EVC – Migrate your Workloads with Ease

My friend Fred has a VMware infrastructure and lately, he started running out of Compute resources. I advised him to get additional hosts to beef up his resources and increase his availability posture. Everything went perfectly as far as adding the host to his vCenter was concerned. He started having an issue with vMotion.

vMotion is a technology that migrates Virtual Machines (VMs) between servers to balance resources or to free up a host for maintenance purposes.

The issue Fred was having is that the CPU generation between the new servers and the existing ones was different. Whether you use Intel or AMD CPUs, they were built within a certain generation that determines how the processor operates. If you are using CPUs that are not in the same generation, migrating workloads from one Gen to the other one while the VM is running may pose compute issues. This is why Fred started getting an error. This is the error he started receiving whenever he tried to perform vMotion to balance resource utilization. 

“The target host does not support the virtual machine’s current hardware requirements. Use a cluster with Enhanced vMotion Compatibility (EVC) enabled to create a uniform set of CPU features across the cluster, or use per-VM EVC for a consistent set of CPU features for a virtual machine and allow the virtual machine to be moved to a host capable of supporting that set of CPU features. See KB article 1003212 for cluster EVC information.” –Some lines were omitted for brevity. 

From the above output, it is obvious that Fred needed to configure an additional feature of VMware for his vMotion to work. That feature is EVC (Enhanced vMotion Compatibility).

What is EVC?

EVC is a feature that is configured in the vCenter Server at the cluster level. EVC ensures vMotion compatibility for all your hosts in a vSphere cluster. When this is configured, it ensures that all hosts in a cluster present the same CPU features to virtual machines, even if the actual CPUs on the hosts are not of the same generation (e.g. Skylake, Broadwell, Haswell, Ivy Bridge, Sandy Bride etc). 

Figure 1: Selecting EVC Mode in vSphere

All the host processors in the cluster present the features of the baseline processor (the earliest generation CPU in the cluster) EVC uses AMD-V Extended Migration technology (for AMD hosts) and Intel FlexMigration technology (for Intel hosts) to mask processor features so that hosts can present the feature set of the earlier generation of processors. 

Are there serious drawbacks with limiting yourself to an older version of CPU using EVC? Well, when you enable EVC on your vSphere cluster, it does not prevent a VM from:

  • Utilizing faster processor speeds,
  • Consuming increased numbers of CPU cores
  • Taking advantage of hardware virtualization support that might be available on newer hosts.

Simply put, EVC does not prevent virtual machines from accessing hidden CPU features.

Keep in mind:

To turn ON EVC for existing infrastructures, you might have to shut down all Virtual Machines running on the cluster. Most production environments cannot afford such downtimes, and this creates problems when vMotion becomes necessary. The advice is to always configure EVC during cluster creation during the initial setup of the virtual infrastructure.

-.-.-

## Written request
Duplicate the passage of the EVC article between "The issue Fred" and "balance resource utilization.", inclusive.

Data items

-.-.-

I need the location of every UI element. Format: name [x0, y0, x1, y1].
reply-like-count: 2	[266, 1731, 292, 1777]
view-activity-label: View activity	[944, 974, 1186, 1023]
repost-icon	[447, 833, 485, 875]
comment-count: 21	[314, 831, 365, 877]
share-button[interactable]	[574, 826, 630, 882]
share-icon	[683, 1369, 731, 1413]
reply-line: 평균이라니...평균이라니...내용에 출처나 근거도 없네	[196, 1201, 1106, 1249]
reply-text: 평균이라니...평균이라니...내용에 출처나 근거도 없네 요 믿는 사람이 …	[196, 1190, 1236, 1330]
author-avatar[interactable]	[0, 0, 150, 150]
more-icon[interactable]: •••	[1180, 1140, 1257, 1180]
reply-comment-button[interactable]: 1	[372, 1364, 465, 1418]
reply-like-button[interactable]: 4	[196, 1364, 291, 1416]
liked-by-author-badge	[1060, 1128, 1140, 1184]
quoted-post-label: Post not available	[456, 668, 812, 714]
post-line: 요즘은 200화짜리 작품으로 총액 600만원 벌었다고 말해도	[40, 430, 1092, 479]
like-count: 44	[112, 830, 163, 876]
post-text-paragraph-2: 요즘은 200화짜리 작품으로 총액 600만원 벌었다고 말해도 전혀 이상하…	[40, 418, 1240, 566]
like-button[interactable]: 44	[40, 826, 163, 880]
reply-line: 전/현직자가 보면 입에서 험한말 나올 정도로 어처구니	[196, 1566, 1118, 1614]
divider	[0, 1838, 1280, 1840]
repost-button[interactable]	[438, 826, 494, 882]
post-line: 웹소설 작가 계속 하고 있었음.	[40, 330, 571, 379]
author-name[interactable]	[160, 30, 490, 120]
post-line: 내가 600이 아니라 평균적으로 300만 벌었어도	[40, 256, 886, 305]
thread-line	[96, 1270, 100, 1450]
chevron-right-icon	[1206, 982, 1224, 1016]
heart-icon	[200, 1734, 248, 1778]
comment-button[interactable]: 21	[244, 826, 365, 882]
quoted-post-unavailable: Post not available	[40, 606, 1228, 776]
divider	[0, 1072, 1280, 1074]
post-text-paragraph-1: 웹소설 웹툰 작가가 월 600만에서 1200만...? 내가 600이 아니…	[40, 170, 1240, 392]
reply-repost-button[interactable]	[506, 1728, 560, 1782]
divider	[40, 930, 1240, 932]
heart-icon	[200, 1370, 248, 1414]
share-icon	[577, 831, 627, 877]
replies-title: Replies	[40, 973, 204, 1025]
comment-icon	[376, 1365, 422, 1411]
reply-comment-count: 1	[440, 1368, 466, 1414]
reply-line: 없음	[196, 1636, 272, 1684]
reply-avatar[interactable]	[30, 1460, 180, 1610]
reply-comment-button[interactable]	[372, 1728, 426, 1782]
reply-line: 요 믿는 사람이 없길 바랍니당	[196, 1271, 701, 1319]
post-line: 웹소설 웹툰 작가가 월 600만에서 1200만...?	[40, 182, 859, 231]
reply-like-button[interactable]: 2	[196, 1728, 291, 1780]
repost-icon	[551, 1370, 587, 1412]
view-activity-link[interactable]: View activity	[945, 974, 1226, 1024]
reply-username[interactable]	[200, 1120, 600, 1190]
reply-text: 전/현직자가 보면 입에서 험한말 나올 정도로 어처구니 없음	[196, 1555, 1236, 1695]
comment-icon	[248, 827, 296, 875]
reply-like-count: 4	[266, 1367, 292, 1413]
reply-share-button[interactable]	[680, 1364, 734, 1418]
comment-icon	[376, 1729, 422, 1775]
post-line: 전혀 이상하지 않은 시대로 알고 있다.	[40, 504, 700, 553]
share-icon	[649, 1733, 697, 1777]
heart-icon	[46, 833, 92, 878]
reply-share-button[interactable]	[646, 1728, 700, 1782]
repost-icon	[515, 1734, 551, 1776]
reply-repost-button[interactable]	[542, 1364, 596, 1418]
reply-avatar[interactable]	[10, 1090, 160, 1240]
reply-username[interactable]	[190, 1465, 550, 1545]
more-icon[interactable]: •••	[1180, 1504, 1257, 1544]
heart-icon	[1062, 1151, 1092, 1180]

-.-.-

## The completed task
The issue Fred was having is that the CPU generation between the new servers and the existing ones was different. Whether you use Intel or AMD CPUs, they were built within a certain generation that determines how the processor operates. If you are using CPUs that are not in the same generation, migrating workloads from one Gen to the other one while the VM is running may pose compute issues. This is why Fred started getting an error. This is the error he started receiving whenever he tried to perform vMotion to balance resource utilization.